DIRECTIONS » Exactly as given, repeat all of the entries.
──────── INFORMATION SHOWN ────────
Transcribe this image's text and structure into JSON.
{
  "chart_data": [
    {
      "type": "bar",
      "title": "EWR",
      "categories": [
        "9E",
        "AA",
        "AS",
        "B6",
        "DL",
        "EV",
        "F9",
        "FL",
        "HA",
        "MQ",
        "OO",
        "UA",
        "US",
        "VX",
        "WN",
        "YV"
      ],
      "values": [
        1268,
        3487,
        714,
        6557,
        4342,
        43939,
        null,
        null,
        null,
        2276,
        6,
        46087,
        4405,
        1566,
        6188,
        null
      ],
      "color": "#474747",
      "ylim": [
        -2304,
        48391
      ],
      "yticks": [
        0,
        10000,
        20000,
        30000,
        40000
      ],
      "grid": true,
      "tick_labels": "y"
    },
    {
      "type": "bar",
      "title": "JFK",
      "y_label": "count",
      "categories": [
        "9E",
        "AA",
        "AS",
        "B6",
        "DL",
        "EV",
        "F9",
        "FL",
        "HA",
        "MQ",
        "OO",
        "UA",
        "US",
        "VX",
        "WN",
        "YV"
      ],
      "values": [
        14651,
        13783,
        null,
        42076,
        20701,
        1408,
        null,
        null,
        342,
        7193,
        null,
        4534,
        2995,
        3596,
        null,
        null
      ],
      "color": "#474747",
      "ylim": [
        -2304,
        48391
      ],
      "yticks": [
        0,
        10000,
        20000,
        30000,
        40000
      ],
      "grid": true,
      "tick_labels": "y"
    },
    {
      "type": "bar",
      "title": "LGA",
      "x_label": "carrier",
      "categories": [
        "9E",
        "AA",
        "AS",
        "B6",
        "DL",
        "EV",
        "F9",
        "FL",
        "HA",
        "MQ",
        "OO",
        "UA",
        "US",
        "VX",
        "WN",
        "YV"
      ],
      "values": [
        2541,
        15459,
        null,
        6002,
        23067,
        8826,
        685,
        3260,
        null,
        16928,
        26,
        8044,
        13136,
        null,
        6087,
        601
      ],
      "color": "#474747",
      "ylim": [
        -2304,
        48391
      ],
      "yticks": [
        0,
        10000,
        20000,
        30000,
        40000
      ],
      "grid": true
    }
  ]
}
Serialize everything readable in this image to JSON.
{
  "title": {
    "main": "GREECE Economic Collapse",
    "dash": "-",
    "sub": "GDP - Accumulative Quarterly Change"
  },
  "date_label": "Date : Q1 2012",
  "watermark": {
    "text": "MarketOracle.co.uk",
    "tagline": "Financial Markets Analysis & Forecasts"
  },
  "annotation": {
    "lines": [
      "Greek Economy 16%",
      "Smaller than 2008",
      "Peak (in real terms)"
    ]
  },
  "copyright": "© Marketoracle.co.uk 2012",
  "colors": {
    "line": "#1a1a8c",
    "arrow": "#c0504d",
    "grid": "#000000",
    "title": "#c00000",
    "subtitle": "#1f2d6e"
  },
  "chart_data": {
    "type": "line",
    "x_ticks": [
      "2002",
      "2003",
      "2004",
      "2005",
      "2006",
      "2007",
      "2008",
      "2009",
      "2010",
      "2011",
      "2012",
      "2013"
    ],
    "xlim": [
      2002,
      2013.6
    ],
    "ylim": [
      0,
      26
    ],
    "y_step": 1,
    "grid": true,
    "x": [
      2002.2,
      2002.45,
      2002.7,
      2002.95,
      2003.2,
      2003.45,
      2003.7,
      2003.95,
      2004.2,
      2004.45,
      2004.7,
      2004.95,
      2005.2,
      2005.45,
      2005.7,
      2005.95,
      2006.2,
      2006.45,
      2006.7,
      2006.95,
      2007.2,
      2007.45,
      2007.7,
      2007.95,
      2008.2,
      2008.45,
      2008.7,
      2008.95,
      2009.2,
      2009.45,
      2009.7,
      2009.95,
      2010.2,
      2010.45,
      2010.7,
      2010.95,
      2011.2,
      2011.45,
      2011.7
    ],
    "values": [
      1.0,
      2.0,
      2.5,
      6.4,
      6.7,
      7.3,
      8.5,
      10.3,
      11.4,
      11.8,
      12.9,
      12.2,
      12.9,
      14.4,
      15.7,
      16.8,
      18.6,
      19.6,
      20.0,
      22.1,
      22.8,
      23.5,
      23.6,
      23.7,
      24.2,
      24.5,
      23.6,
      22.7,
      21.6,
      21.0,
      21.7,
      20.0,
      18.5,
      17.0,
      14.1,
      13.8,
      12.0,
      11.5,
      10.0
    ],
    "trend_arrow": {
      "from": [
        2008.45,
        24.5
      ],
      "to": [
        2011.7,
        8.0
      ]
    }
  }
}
────────
SOLUTION TO THIS TASK »
Transcribe this image's text and structure into JSON.
{
  "chart_data": [
    {
      "type": "bar",
      "title": "EWR",
      "categories": [
        "9E",
        "AA",
        "AS",
        "B6",
        "DL",
        "EV",
        "F9",
        "FL",
        "HA",
        "MQ",
        "OO",
        "UA",
        "US",
        "VX",
        "WN",
        "YV"
      ],
      "values": [
        1268,
        3487,
        714,
        6557,
        4342,
        43939,
        null,
        null,
        null,
        2276,
        6,
        46087,
        4405,
        1566,
        6188,
        null
      ],
      "color": "#474747",
      "ylim": [
        -2304,
        48391
      ],
      "yticks": [
        0,
        10000,
        20000,
        30000,
        40000
      ],
      "grid": true,
      "tick_labels": "y"
    },
    {
      "type": "bar",
      "title": "JFK",
      "y_label": "count",
      "categories": [
        "9E",
        "AA",
        "AS",
        "B6",
        "DL",
        "EV",
        "F9",
        "FL",
        "HA",
        "MQ",
        "OO",
        "UA",
        "US",
        "VX",
        "WN",
        "YV"
      ],
      "values": [
        14651,
        13783,
        null,
        42076,
        20701,
        1408,
        null,
        null,
        342,
        7193,
        null,
        4534,
        2995,
        3596,
        null,
        null
      ],
      "color": "#474747",
      "ylim": [
        -2304,
        48391
      ],
      "yticks": [
        0,
        10000,
        20000,
        30000,
        40000
      ],
      "grid": true,
      "tick_labels": "y"
    },
    {
      "type": "bar",
      "title": "LGA",
      "x_label": "carrier",
      "categories": [
        "9E",
        "AA",
        "AS",
        "B6",
        "DL",
        "EV",
        "F9",
        "FL",
        "HA",
        "MQ",
        "OO",
        "UA",
        "US",
        "VX",
        "WN",
        "YV"
      ],
      "values": [
        2541,
        15459,
        null,
        6002,
        23067,
        8826,
        685,
        3260,
        null,
        16928,
        26,
        8044,
        13136,
        null,
        6087,
        601
      ],
      "color": "#474747",
      "ylim": [
        -2304,
        48391
      ],
      "yticks": [
        0,
        10000,
        20000,
        30000,
        40000
      ],
      "grid": true
    }
  ]
}
Serialize everything readable in this image to JSON.
{
  "title": {
    "main": "GREECE Economic Collapse",
    "dash": "-",
    "sub": "GDP - Accumulative Quarterly Change"
  },
  "date_label": "Date : Q1 2012",
  "watermark": {
    "text": "MarketOracle.co.uk",
    "tagline": "Financial Markets Analysis & Forecasts"
  },
  "annotation": {
    "lines": [
      "Greek Economy 16%",
      "Smaller than 2008",
      "Peak (in real terms)"
    ]
  },
  "copyright": "© Marketoracle.co.uk 2012",
  "colors": {
    "line": "#1a1a8c",
    "arrow": "#c0504d",
    "grid": "#000000",
    "title": "#c00000",
    "subtitle": "#1f2d6e"
  },
  "chart_data": {
    "type": "line",
    "x_ticks": [
      "2002",
      "2003",
      "2004",
      "2005",
      "2006",
      "2007",
      "2008",
      "2009",
      "2010",
      "2011",
      "2012",
      "2013"
    ],
    "xlim": [
      2002,
      2013.6
    ],
    "ylim": [
      0,
      26
    ],
    "y_step": 1,
    "grid": true,
    "x": [
      2002.2,
      2002.45,
      2002.7,
      2002.95,
      2003.2,
      2003.45,
      2003.7,
      2003.95,
      2004.2,
      2004.45,
      2004.7,
      2004.95,
      2005.2,
      2005.45,
      2005.7,
      2005.95,
      2006.2,
      2006.45,
      2006.7,
      2006.95,
      2007.2,
      2007.45,
      2007.7,
      2007.95,
      2008.2,
      2008.45,
      2008.7,
      2008.95,
      2009.2,
      2009.45,
      2009.7,
      2009.95,
      2010.2,
      2010.45,
      2010.7,
      2010.95,
      2011.2,
      2011.45,
      2011.7
    ],
    "values": [
      1.0,
      2.0,
      2.5,
      6.4,
      6.7,
      7.3,
      8.5,
      10.3,
      11.4,
      11.8,
      12.9,
      12.2,
      12.9,
      14.4,
      15.7,
      16.8,
      18.6,
      19.6,
      20.0,
      22.1,
      22.8,
      23.5,
      23.6,
      23.7,
      24.2,
      24.5,
      23.6,
      22.7,
      21.6,
      21.0,
      21.7,
      20.0,
      18.5,
      17.0,
      14.1,
      13.8,
      12.0,
      11.5,
      10.0
    ],
    "trend_arrow": {
      "from": [
        2008.45,
        24.5
      ],
      "to": [
        2011.7,
        8.0
      ]
    }
  }
}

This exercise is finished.